--- start ---

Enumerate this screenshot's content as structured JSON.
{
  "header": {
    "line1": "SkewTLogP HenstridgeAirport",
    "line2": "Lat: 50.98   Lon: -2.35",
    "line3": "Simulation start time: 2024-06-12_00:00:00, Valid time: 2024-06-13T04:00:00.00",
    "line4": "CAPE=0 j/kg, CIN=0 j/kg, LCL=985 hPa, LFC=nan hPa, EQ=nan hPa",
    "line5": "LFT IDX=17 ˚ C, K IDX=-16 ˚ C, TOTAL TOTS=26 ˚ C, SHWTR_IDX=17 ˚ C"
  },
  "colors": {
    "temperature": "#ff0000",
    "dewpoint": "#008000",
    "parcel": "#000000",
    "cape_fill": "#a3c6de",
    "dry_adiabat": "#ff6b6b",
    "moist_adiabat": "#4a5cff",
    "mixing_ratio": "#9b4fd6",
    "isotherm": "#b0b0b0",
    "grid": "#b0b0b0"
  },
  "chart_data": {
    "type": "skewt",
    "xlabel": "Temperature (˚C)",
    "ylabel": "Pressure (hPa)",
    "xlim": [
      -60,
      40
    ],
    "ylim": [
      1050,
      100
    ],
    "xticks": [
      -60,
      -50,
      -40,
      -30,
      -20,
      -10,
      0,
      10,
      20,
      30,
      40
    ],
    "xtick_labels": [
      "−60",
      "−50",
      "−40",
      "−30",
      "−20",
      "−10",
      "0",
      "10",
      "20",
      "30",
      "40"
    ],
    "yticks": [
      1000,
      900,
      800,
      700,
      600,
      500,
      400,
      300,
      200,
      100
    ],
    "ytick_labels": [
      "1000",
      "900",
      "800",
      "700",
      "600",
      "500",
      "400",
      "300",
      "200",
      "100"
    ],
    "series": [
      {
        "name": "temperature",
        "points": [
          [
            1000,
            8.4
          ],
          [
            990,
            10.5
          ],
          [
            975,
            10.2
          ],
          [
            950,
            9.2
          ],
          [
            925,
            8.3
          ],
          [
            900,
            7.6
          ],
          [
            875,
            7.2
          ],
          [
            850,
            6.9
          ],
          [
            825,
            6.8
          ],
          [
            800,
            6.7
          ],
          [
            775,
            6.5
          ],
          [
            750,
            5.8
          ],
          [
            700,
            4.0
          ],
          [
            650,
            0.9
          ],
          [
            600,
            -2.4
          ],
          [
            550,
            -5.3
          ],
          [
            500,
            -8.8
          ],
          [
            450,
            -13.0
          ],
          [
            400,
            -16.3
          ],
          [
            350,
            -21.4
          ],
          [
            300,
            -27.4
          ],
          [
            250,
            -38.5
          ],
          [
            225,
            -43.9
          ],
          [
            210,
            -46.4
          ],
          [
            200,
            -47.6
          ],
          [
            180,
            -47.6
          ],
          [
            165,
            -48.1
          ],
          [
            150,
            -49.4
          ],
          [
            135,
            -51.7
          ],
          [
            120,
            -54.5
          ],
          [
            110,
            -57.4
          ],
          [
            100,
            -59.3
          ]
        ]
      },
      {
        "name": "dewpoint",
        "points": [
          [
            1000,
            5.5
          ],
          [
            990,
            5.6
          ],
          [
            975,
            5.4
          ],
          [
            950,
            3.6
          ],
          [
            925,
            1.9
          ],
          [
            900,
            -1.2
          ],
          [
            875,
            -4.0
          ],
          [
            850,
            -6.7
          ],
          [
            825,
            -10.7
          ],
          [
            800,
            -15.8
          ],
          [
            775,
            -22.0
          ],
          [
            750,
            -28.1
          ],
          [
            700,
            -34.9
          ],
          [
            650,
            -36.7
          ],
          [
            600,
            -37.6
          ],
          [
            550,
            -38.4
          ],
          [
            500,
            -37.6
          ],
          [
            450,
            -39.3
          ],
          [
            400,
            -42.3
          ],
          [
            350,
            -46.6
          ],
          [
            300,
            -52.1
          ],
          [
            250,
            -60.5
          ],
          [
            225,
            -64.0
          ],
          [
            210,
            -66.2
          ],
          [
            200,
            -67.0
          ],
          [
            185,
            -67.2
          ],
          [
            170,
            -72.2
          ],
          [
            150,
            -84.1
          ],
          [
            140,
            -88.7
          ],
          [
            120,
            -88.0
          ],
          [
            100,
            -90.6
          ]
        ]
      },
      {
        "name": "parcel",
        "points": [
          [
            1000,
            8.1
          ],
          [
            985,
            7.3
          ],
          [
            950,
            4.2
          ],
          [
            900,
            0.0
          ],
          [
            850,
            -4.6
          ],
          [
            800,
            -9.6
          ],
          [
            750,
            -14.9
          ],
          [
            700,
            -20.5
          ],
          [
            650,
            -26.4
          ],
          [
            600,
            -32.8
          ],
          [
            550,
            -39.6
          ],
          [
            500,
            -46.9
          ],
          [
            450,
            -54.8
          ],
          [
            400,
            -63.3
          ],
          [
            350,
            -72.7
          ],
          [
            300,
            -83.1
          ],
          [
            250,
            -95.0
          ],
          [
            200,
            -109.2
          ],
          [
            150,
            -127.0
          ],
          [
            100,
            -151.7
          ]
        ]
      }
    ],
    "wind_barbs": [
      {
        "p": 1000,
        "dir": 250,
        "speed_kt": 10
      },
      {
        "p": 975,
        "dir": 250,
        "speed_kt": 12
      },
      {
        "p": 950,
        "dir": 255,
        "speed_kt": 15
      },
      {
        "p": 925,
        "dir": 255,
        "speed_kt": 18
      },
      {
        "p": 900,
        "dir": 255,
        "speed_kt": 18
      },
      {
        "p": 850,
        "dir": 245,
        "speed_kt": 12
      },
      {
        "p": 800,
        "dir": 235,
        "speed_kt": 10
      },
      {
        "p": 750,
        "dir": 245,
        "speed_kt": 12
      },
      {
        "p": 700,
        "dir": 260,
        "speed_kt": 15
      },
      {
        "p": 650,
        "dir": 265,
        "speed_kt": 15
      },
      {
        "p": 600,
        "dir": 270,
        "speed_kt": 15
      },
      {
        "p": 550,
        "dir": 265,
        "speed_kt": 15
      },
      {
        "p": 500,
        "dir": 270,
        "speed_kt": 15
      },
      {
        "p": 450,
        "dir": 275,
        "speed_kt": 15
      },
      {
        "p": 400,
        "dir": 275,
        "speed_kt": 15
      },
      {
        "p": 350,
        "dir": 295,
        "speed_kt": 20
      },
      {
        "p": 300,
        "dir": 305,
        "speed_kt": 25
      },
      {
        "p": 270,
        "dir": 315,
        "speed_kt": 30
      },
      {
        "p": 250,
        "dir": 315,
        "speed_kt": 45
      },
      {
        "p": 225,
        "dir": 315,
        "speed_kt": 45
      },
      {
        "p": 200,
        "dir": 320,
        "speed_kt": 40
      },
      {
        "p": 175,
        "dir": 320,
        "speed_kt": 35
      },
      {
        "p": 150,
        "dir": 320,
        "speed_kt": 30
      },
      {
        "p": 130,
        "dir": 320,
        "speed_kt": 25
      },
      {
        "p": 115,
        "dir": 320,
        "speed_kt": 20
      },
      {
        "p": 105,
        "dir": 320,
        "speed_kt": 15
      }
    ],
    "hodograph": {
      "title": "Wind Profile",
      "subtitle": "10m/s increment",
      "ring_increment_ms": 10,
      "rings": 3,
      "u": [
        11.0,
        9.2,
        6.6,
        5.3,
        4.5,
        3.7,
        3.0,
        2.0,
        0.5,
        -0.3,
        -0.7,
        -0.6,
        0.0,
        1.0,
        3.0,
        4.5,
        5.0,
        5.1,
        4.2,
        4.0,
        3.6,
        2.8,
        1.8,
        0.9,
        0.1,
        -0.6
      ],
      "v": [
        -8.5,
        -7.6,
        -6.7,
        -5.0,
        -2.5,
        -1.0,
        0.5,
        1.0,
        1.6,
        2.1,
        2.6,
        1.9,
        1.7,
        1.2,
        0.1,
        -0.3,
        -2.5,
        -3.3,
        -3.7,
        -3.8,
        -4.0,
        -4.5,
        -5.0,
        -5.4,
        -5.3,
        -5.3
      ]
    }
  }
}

--- end ---

_Given exercise_
Read the data above and pull out each line that holds the string "name".

_Reply_
        "name": "temperature",
        "name": "dewpoint",
        "name": "parcel",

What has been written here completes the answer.